▶ WHAT NEEDS TO BE DONE:
Each record needs to be echoed exactly; can you do that?

───── MATERIALS PROVIDED ─────

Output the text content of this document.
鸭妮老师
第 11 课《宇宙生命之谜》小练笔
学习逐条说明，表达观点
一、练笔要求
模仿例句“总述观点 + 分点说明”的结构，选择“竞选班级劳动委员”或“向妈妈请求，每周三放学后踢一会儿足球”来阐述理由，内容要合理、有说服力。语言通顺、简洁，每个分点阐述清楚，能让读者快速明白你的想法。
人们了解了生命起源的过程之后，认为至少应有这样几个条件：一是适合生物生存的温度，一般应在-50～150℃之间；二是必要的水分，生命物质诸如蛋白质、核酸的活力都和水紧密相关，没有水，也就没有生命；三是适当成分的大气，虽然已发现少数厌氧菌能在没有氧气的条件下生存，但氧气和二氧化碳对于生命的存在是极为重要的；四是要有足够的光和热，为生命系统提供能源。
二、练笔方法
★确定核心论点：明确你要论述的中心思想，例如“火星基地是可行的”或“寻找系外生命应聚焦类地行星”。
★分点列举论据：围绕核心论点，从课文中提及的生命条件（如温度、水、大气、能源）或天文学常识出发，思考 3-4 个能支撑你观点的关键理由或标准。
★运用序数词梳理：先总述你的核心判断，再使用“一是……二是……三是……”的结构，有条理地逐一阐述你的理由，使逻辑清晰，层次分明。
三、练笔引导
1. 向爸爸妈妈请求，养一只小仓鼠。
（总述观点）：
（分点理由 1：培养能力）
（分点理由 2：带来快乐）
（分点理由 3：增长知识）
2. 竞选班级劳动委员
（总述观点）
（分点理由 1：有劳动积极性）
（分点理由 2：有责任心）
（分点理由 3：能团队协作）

─────

▶ RESPONSE BELOW:
Output the text content of this document.
鸭妮老师
第 11 课《宇宙生命之谜》小练笔
学习逐条说明，表达观点
一、练笔要求
模仿例句“总述观点 + 分点说明”的结构，选择“竞选班级劳动委员”或“向妈妈请求，每周三放学后踢一会儿足球”来阐述理由，内容要合理、有说服力。语言通顺、简洁，每个分点阐述清楚，能让读者快速明白你的想法。
人们了解了生命起源的过程之后，认为至少应有这样几个条件：一是适合生物生存的温度，一般应在-50～150℃之间；二是必要的水分，生命物质诸如蛋白质、核酸的活力都和水紧密相关，没有水，也就没有生命；三是适当成分的大气，虽然已发现少数厌氧菌能在没有氧气的条件下生存，但氧气和二氧化碳对于生命的存在是极为重要的；四是要有足够的光和热，为生命系统提供能源。
二、练笔方法
★确定核心论点：明确你要论述的中心思想，例如“火星基地是可行的”或“寻找系外生命应聚焦类地行星”。
★分点列举论据：围绕核心论点，从课文中提及的生命条件（如温度、水、大气、能源）或天文学常识出发，思考 3-4 个能支撑你观点的关键理由或标准。
★运用序数词梳理：先总述你的核心判断，再使用“一是……二是……三是……”的结构，有条理地逐一阐述你的理由，使逻辑清晰，层次分明。
三、练笔引导
1. 向爸爸妈妈请求，养一只小仓鼠。
（总述观点）：
（分点理由 1：培养能力）
（分点理由 2：带来快乐）
（分点理由 3：增长知识）
2. 竞选班级劳动委员
（总述观点）
（分点理由 1：有劳动积极性）
（分点理由 2：有责任心）
（分点理由 3：能团队协作）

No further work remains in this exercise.